WHAT IS NEEDED
Your task is to reproduce the entries below word for word.

┌────────

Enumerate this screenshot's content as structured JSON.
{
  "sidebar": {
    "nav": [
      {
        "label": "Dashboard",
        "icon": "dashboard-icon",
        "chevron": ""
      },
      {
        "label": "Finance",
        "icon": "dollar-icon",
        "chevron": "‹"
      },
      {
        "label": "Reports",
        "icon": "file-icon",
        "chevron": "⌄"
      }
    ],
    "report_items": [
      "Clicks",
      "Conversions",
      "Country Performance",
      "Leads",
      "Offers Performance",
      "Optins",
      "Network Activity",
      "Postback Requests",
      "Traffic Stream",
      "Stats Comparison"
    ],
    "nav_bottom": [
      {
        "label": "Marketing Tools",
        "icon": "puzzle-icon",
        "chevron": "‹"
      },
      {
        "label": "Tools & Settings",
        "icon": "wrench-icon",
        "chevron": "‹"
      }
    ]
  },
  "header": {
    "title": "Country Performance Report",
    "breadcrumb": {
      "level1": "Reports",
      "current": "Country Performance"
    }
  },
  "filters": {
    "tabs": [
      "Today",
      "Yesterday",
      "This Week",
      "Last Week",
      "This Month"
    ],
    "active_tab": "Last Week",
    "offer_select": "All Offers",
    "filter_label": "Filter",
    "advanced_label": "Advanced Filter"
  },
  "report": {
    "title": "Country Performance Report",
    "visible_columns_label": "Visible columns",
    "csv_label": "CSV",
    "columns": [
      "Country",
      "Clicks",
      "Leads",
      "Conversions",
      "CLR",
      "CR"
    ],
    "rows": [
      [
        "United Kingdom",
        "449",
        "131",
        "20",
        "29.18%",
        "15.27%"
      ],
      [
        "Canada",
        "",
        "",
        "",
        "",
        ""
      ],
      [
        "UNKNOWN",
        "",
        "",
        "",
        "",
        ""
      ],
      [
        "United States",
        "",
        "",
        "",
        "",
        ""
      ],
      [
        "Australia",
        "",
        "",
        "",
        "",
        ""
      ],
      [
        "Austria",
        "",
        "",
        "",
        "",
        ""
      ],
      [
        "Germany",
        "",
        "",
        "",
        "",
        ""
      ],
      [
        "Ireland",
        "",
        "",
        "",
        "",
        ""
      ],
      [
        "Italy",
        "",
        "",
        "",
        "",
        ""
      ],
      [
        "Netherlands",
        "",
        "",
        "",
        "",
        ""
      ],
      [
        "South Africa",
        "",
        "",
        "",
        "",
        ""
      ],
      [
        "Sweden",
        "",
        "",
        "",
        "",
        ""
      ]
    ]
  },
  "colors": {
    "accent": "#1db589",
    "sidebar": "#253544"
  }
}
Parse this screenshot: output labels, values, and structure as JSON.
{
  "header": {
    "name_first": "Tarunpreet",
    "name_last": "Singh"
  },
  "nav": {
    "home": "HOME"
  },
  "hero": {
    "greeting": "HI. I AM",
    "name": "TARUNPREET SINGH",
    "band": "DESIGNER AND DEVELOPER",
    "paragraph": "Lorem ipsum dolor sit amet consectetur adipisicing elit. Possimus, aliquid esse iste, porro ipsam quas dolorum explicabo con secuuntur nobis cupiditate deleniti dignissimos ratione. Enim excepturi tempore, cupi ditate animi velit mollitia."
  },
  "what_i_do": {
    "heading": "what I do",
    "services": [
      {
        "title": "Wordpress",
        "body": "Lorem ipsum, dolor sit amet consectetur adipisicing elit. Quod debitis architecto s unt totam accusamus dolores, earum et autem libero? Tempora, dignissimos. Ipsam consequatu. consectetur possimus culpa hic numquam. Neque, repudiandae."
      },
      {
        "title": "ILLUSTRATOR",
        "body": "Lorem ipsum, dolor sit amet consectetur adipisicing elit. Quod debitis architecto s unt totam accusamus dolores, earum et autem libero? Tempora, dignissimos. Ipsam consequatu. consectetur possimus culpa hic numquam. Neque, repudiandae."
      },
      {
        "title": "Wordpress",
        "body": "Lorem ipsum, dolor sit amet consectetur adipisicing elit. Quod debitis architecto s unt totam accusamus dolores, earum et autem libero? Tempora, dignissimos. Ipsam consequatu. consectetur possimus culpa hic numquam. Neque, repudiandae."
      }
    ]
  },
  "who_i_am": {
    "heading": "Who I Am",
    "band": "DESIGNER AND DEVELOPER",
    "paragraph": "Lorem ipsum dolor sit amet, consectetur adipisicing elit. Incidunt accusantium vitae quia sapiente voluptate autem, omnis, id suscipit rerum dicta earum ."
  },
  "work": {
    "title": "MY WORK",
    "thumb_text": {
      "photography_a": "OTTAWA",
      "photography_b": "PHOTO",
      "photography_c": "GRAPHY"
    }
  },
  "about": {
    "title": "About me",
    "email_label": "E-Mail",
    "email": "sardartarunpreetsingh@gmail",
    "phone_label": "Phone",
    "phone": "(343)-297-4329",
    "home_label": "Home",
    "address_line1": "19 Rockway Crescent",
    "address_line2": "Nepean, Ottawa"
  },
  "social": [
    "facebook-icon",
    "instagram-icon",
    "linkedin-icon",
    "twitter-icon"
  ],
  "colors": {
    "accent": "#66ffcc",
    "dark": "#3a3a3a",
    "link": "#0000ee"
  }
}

└────────

ANSWER IN FULL
Enumerate this screenshot's content as structured JSON.
{
  "sidebar": {
    "nav": [
      {
        "label": "Dashboard",
        "icon": "dashboard-icon",
        "chevron": ""
      },
      {
        "label": "Finance",
        "icon": "dollar-icon",
        "chevron": "‹"
      },
      {
        "label": "Reports",
        "icon": "file-icon",
        "chevron": "⌄"
      }
    ],
    "report_items": [
      "Clicks",
      "Conversions",
      "Country Performance",
      "Leads",
      "Offers Performance",
      "Optins",
      "Network Activity",
      "Postback Requests",
      "Traffic Stream",
      "Stats Comparison"
    ],
    "nav_bottom": [
      {
        "label": "Marketing Tools",
        "icon": "puzzle-icon",
        "chevron": "‹"
      },
      {
        "label": "Tools & Settings",
        "icon": "wrench-icon",
        "chevron": "‹"
      }
    ]
  },
  "header": {
    "title": "Country Performance Report",
    "breadcrumb": {
      "level1": "Reports",
      "current": "Country Performance"
    }
  },
  "filters": {
    "tabs": [
      "Today",
      "Yesterday",
      "This Week",
      "Last Week",
      "This Month"
    ],
    "active_tab": "Last Week",
    "offer_select": "All Offers",
    "filter_label": "Filter",
    "advanced_label": "Advanced Filter"
  },
  "report": {
    "title": "Country Performance Report",
    "visible_columns_label": "Visible columns",
    "csv_label": "CSV",
    "columns": [
      "Country",
      "Clicks",
      "Leads",
      "Conversions",
      "CLR",
      "CR"
    ],
    "rows": [
      [
        "United Kingdom",
        "449",
        "131",
        "20",
        "29.18%",
        "15.27%"
      ],
      [
        "Canada",
        "",
        "",
        "",
        "",
        ""
      ],
      [
        "UNKNOWN",
        "",
        "",
        "",
        "",
        ""
      ],
      [
        "United States",
        "",
        "",
        "",
        "",
        ""
      ],
      [
        "Australia",
        "",
        "",
        "",
        "",
        ""
      ],
      [
        "Austria",
        "",
        "",
        "",
        "",
        ""
      ],
      [
        "Germany",
        "",
        "",
        "",
        "",
        ""
      ],
      [
        "Ireland",
        "",
        "",
        "",
        "",
        ""
      ],
      [
        "Italy",
        "",
        "",
        "",
        "",
        ""
      ],
      [
        "Netherlands",
        "",
        "",
        "",
        "",
        ""
      ],
      [
        "South Africa",
        "",
        "",
        "",
        "",
        ""
      ],
      [
        "Sweden",
        "",
        "",
        "",
        "",
        ""
      ]
    ]
  },
  "colors": {
    "accent": "#1db589",
    "sidebar": "#253544"
  }
}
Parse this screenshot: output labels, values, and structure as JSON.
{
  "header": {
    "name_first": "Tarunpreet",
    "name_last": "Singh"
  },
  "nav": {
    "home": "HOME"
  },
  "hero": {
    "greeting": "HI. I AM",
    "name": "TARUNPREET SINGH",
    "band": "DESIGNER AND DEVELOPER",
    "paragraph": "Lorem ipsum dolor sit amet consectetur adipisicing elit. Possimus, aliquid esse iste, porro ipsam quas dolorum explicabo con secuuntur nobis cupiditate deleniti dignissimos ratione. Enim excepturi tempore, cupi ditate animi velit mollitia."
  },
  "what_i_do": {
    "heading": "what I do",
    "services": [
      {
        "title": "Wordpress",
        "body": "Lorem ipsum, dolor sit amet consectetur adipisicing elit. Quod debitis architecto s unt totam accusamus dolores, earum et autem libero? Tempora, dignissimos. Ipsam consequatu. consectetur possimus culpa hic numquam. Neque, repudiandae."
      },
      {
        "title": "ILLUSTRATOR",
        "body": "Lorem ipsum, dolor sit amet consectetur adipisicing elit. Quod debitis architecto s unt totam accusamus dolores, earum et autem libero? Tempora, dignissimos. Ipsam consequatu. consectetur possimus culpa hic numquam. Neque, repudiandae."
      },
      {
        "title": "Wordpress",
        "body": "Lorem ipsum, dolor sit amet consectetur adipisicing elit. Quod debitis architecto s unt totam accusamus dolores, earum et autem libero? Tempora, dignissimos. Ipsam consequatu. consectetur possimus culpa hic numquam. Neque, repudiandae."
      }
    ]
  },
  "who_i_am": {
    "heading": "Who I Am",
    "band": "DESIGNER AND DEVELOPER",
    "paragraph": "Lorem ipsum dolor sit amet, consectetur adipisicing elit. Incidunt accusantium vitae quia sapiente voluptate autem, omnis, id suscipit rerum dicta earum ."
  },
  "work": {
    "title": "MY WORK",
    "thumb_text": {
      "photography_a": "OTTAWA",
      "photography_b": "PHOTO",
      "photography_c": "GRAPHY"
    }
  },
  "about": {
    "title": "About me",
    "email_label": "E-Mail",
    "email": "sardartarunpreetsingh@gmail",
    "phone_label": "Phone",
    "phone": "(343)-297-4329",
    "home_label": "Home",
    "address_line1": "19 Rockway Crescent",
    "address_line2": "Nepean, Ottawa"
  },
  "social": [
    "facebook-icon",
    "instagram-icon",
    "linkedin-icon",
    "twitter-icon"
  ],
  "colors": {
    "accent": "#66ffcc",
    "dark": "#3a3a3a",
    "link": "#0000ee"
  }
}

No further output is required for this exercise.